◆ **EXERCISE TASKS**
(1) According to the Cassandra article, why does adding read replicas fail to raise write throughput in a primary-replica setup? Answer in one to three sentences.
(2) Set down a passage of the Cassandra article word for word, beginning at the words that have "Let's Start With" and stopping after "another replica. Done.".
----- QUOTED PASSAGE -----
- Data & Analytics
- Digital Engineering
- Data, AI & Analytics
Why Your “Read Replica” Trick Fails for Writes — And How Cassandra Fixes It

Why Your “Read Replica” Trick Fails for Writes — And How Cassandra Fixes It
You are in a system design interview. "Our app is read-heavy, 95% reads, 5% writes. How do you scale the database?" Easy. One primary, a fleet of read replicas, done. Then the interviewer flips it: "Now make it write-heavy. Two million IoT events per second. Now what?" Suddenly that beautiful diagram is useless. Here is why, and here is how Apache Cassandra fixes it.
Let's Start With a Question
The interviewer says your app is read-heavy: 95% reads, 5% writes. How do you scale the database? Easy. You draw the classic picture: one primary node that takes all the writes, and a fleet of read replicas that copy data from the primary and serve all the reads. Need more read throughput? Add another replica. Done.
This pattern, primary-replica replication, powers a huge chunk of the internet, and it works beautifully.
Then the interviewer leans forward: "Cool. Now flip it. The system is write-heavy. Think IoT sensors firing 2 million events per second, or a chat app, or clickstream analytics. Now what?" And suddenly your beautiful diagram is useless.
Why the Read-Replica Pattern Collapses Under Writes
In primary-replica setups, every single write must go through one node: the primary. Read replicas do not help at all, because they only copy writes; they cannot accept them. So your write throughput is capped at whatever one machine can handle.
You can fight this in three ways, and all three hurt.
The root problem is architectural: a single write master is a funnel. No amount of replicas widens a funnel.
Kill the Master
Cassandra uses a masterless, peer-to-peer architecture. Every node in the cluster is equal. There is no primary, no replica hierarchy, no leader election drama. Any node can accept both reads and writes, which means there is no master to become a single point of failure or a throughput funnel.
The nodes arrange themselves logically in a ring. A client can connect to any node, and that node becomes the coordinator for the request: a temporary proxy that routes the write to the right place and replies to the client.
The immediate consequence is glorious:
- 10 nodes means 10 machines accepting writes in parallel.
- Need more write throughput? Add a node. Throughput scales near-linearly.
- A node dies? The ring keeps serving traffic. No failover ceremony.
But wait: if any node can take any write, how does data not turn into chaos? How does the cluster know where a piece of data should live?
----- RECORD EXTRACTS -----
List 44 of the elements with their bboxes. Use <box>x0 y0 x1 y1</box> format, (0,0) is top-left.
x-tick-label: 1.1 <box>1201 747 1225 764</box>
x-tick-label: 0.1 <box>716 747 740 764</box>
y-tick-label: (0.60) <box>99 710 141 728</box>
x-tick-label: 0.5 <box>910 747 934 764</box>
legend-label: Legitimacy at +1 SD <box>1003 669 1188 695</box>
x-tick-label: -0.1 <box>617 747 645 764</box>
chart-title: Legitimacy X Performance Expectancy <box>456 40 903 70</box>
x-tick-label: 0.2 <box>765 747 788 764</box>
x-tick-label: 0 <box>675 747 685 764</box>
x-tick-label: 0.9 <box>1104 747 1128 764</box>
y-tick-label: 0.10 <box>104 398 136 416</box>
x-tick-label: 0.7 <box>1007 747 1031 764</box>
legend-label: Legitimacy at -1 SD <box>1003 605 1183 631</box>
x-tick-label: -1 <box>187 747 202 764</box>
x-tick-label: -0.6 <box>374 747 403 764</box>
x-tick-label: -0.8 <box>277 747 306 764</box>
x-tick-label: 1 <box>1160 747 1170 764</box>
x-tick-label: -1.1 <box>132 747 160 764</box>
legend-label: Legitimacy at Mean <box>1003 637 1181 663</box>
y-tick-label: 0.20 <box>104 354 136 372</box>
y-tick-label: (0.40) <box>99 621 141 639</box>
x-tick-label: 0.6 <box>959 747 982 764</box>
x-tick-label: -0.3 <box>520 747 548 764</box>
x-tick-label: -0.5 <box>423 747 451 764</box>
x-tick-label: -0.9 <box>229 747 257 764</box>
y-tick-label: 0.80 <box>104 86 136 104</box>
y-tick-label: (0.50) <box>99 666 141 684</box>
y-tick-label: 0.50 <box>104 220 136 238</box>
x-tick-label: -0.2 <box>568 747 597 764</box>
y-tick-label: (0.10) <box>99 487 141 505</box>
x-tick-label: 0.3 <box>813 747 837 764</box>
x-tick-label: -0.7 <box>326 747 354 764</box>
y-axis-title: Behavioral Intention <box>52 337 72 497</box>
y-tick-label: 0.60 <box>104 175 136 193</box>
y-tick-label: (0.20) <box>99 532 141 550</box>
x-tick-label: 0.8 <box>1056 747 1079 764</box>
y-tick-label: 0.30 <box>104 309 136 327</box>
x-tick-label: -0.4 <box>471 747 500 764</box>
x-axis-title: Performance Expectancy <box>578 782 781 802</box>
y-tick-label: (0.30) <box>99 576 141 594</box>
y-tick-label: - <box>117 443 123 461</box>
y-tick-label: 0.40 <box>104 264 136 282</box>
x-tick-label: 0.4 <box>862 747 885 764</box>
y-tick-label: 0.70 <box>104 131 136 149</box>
-----
◆ **RESPONSES IN ORDER**
(1) Every write has to go through the single primary node, and read replicas only copy writes without being able to accept them. Write throughput is therefore capped at what one machine can handle.

(2)
Let's Start With a Question
The interviewer says your app is read-heavy: 95% reads, 5% writes. How do you scale the database? Easy. You draw the classic picture: one primary node that takes all the writes, and a fleet of read replicas that copy data from the primary and serve all the reads. Need more read throughput? Add another replica. Done.